Extracted records
+===+

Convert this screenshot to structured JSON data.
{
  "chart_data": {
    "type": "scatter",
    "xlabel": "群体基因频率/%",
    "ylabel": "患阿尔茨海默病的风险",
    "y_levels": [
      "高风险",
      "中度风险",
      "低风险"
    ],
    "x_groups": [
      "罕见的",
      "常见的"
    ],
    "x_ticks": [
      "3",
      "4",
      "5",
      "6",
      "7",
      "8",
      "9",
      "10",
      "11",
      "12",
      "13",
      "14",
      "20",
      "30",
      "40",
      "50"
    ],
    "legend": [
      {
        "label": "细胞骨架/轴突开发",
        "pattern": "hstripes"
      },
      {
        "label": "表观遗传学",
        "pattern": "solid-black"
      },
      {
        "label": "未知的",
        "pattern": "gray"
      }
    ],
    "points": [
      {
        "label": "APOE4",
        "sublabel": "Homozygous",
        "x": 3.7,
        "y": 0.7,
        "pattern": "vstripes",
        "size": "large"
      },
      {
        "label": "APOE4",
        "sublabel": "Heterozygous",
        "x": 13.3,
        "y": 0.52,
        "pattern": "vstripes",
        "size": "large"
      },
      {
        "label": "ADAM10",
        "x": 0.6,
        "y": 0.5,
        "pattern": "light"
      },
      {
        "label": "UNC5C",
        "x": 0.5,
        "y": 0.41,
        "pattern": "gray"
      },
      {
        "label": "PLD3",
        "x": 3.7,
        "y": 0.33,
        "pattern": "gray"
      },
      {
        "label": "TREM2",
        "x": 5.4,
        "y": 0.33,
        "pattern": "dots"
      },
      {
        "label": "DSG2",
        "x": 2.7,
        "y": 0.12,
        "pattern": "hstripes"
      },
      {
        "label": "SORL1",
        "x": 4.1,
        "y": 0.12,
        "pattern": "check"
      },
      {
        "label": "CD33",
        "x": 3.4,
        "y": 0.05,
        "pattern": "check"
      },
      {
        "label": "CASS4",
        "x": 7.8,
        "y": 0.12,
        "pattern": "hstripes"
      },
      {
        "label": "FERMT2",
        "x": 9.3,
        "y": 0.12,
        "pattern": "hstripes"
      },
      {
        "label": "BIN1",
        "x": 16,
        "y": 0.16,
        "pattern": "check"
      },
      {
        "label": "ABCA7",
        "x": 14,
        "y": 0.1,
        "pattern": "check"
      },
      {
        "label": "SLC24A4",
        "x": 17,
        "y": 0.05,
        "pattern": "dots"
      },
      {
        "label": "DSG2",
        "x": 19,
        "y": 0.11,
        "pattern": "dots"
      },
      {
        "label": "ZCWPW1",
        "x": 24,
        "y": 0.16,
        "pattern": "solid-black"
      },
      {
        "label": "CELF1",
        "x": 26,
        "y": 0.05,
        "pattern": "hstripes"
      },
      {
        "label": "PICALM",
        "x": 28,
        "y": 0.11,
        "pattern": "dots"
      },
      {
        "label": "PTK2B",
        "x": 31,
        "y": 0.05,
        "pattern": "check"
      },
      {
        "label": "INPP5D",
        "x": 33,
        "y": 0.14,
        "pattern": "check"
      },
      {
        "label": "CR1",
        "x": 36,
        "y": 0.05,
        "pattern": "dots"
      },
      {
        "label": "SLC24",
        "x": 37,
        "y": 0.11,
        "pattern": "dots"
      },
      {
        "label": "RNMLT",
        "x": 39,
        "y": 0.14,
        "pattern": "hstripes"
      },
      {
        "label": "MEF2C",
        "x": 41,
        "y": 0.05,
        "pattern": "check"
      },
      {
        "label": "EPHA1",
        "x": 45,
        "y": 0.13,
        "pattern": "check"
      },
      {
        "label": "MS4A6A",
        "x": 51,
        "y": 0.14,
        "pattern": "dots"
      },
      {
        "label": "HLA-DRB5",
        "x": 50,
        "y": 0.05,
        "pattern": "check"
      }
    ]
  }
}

+===+

Copy all of the material word for word.

Convert this screenshot to structured JSON data.
{
  "chart_data": {
    "type": "scatter",
    "xlabel": "群体基因频率/%",
    "ylabel": "患阿尔茨海默病的风险",
    "y_levels": [
      "高风险",
      "中度风险",
      "低风险"
    ],
    "x_groups": [
      "罕见的",
      "常见的"
    ],
    "x_ticks": [
      "3",
      "4",
      "5",
      "6",
      "7",
      "8",
      "9",
      "10",
      "11",
      "12",
      "13",
      "14",
      "20",
      "30",
      "40",
      "50"
    ],
    "legend": [
      {
        "label": "细胞骨架/轴突开发",
        "pattern": "hstripes"
      },
      {
        "label": "表观遗传学",
        "pattern": "solid-black"
      },
      {
        "label": "未知的",
        "pattern": "gray"
      }
    ],
    "points": [
      {
        "label": "APOE4",
        "sublabel": "Homozygous",
        "x": 3.7,
        "y": 0.7,
        "pattern": "vstripes",
        "size": "large"
      },
      {
        "label": "APOE4",
        "sublabel": "Heterozygous",
        "x": 13.3,
        "y": 0.52,
        "pattern": "vstripes",
        "size": "large"
      },
      {
        "label": "ADAM10",
        "x": 0.6,
        "y": 0.5,
        "pattern": "light"
      },
      {
        "label": "UNC5C",
        "x": 0.5,
        "y": 0.41,
        "pattern": "gray"
      },
      {
        "label": "PLD3",
        "x": 3.7,
        "y": 0.33,
        "pattern": "gray"
      },
      {
        "label": "TREM2",
        "x": 5.4,
        "y": 0.33,
        "pattern": "dots"
      },
      {
        "label": "DSG2",
        "x": 2.7,
        "y": 0.12,
        "pattern": "hstripes"
      },
      {
        "label": "SORL1",
        "x": 4.1,
        "y": 0.12,
        "pattern": "check"
      },
      {
        "label": "CD33",
        "x": 3.4,
        "y": 0.05,
        "pattern": "check"
      },
      {
        "label": "CASS4",
        "x": 7.8,
        "y": 0.12,
        "pattern": "hstripes"
      },
      {
        "label": "FERMT2",
        "x": 9.3,
        "y": 0.12,
        "pattern": "hstripes"
      },
      {
        "label": "BIN1",
        "x": 16,
        "y": 0.16,
        "pattern": "check"
      },
      {
        "label": "ABCA7",
        "x": 14,
        "y": 0.1,
        "pattern": "check"
      },
      {
        "label": "SLC24A4",
        "x": 17,
        "y": 0.05,
        "pattern": "dots"
      },
      {
        "label": "DSG2",
        "x": 19,
        "y": 0.11,
        "pattern": "dots"
      },
      {
        "label": "ZCWPW1",
        "x": 24,
        "y": 0.16,
        "pattern": "solid-black"
      },
      {
        "label": "CELF1",
        "x": 26,
        "y": 0.05,
        "pattern": "hstripes"
      },
      {
        "label": "PICALM",
        "x": 28,
        "y": 0.11,
        "pattern": "dots"
      },
      {
        "label": "PTK2B",
        "x": 31,
        "y": 0.05,
        "pattern": "check"
      },
      {
        "label": "INPP5D",
        "x": 33,
        "y": 0.14,
        "pattern": "check"
      },
      {
        "label": "CR1",
        "x": 36,
        "y": 0.05,
        "pattern": "dots"
      },
      {
        "label": "SLC24",
        "x": 37,
        "y": 0.11,
        "pattern": "dots"
      },
      {
        "label": "RNMLT",
        "x": 39,
        "y": 0.14,
        "pattern": "hstripes"
      },
      {
        "label": "MEF2C",
        "x": 41,
        "y": 0.05,
        "pattern": "check"
      },
      {
        "label": "EPHA1",
        "x": 45,
        "y": 0.13,
        "pattern": "check"
      },
      {
        "label": "MS4A6A",
        "x": 51,
        "y": 0.14,
        "pattern": "dots"
      },
      {
        "label": "HLA-DRB5",
        "x": 50,
        "y": 0.05,
        "pattern": "check"
      }
    ]
  }
}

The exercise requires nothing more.